(Stored data)
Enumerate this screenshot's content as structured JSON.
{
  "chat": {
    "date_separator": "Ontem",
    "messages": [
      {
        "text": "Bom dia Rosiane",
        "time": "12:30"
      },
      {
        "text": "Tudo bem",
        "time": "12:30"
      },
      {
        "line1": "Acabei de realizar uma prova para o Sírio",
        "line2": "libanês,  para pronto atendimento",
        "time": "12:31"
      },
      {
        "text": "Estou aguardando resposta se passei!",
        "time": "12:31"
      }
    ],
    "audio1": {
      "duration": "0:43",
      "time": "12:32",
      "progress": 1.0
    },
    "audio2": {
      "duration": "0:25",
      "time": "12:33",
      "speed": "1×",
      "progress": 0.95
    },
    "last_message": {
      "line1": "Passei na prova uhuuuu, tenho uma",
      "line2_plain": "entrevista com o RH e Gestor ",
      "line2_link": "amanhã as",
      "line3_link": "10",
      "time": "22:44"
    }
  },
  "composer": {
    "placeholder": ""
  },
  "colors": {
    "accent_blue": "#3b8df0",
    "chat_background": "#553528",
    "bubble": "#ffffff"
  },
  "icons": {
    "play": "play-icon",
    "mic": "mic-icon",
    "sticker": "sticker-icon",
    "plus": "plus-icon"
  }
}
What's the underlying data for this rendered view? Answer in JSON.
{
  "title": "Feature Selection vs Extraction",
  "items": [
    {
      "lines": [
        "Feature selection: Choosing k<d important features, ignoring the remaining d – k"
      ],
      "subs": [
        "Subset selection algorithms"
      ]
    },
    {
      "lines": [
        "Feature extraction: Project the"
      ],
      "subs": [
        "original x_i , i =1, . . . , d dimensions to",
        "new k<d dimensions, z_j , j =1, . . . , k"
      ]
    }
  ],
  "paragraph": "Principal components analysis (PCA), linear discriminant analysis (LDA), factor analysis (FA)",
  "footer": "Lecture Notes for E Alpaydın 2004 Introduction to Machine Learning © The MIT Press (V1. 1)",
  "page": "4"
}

*WORK TO COMPLETE*: Your task is to retype all the records above with nothing left out.

*SOLUTION TO THIS EXERCISE*:
Enumerate this screenshot's content as structured JSON.
{
  "chat": {
    "date_separator": "Ontem",
    "messages": [
      {
        "text": "Bom dia Rosiane",
        "time": "12:30"
      },
      {
        "text": "Tudo bem",
        "time": "12:30"
      },
      {
        "line1": "Acabei de realizar uma prova para o Sírio",
        "line2": "libanês,  para pronto atendimento",
        "time": "12:31"
      },
      {
        "text": "Estou aguardando resposta se passei!",
        "time": "12:31"
      }
    ],
    "audio1": {
      "duration": "0:43",
      "time": "12:32",
      "progress": 1.0
    },
    "audio2": {
      "duration": "0:25",
      "time": "12:33",
      "speed": "1×",
      "progress": 0.95
    },
    "last_message": {
      "line1": "Passei na prova uhuuuu, tenho uma",
      "line2_plain": "entrevista com o RH e Gestor ",
      "line2_link": "amanhã as",
      "line3_link": "10",
      "time": "22:44"
    }
  },
  "composer": {
    "placeholder": ""
  },
  "colors": {
    "accent_blue": "#3b8df0",
    "chat_background": "#553528",
    "bubble": "#ffffff"
  },
  "icons": {
    "play": "play-icon",
    "mic": "mic-icon",
    "sticker": "sticker-icon",
    "plus": "plus-icon"
  }
}
What's the underlying data for this rendered view? Answer in JSON.
{
  "title": "Feature Selection vs Extraction",
  "items": [
    {
      "lines": [
        "Feature selection: Choosing k<d important features, ignoring the remaining d – k"
      ],
      "subs": [
        "Subset selection algorithms"
      ]
    },
    {
      "lines": [
        "Feature extraction: Project the"
      ],
      "subs": [
        "original x_i , i =1, . . . , d dimensions to",
        "new k<d dimensions, z_j , j =1, . . . , k"
      ]
    }
  ],
  "paragraph": "Principal components analysis (PCA), linear discriminant analysis (LDA), factor analysis (FA)",
  "footer": "Lecture Notes for E Alpaydın 2004 Introduction to Machine Learning © The MIT Press (V1. 1)",
  "page": "4"
}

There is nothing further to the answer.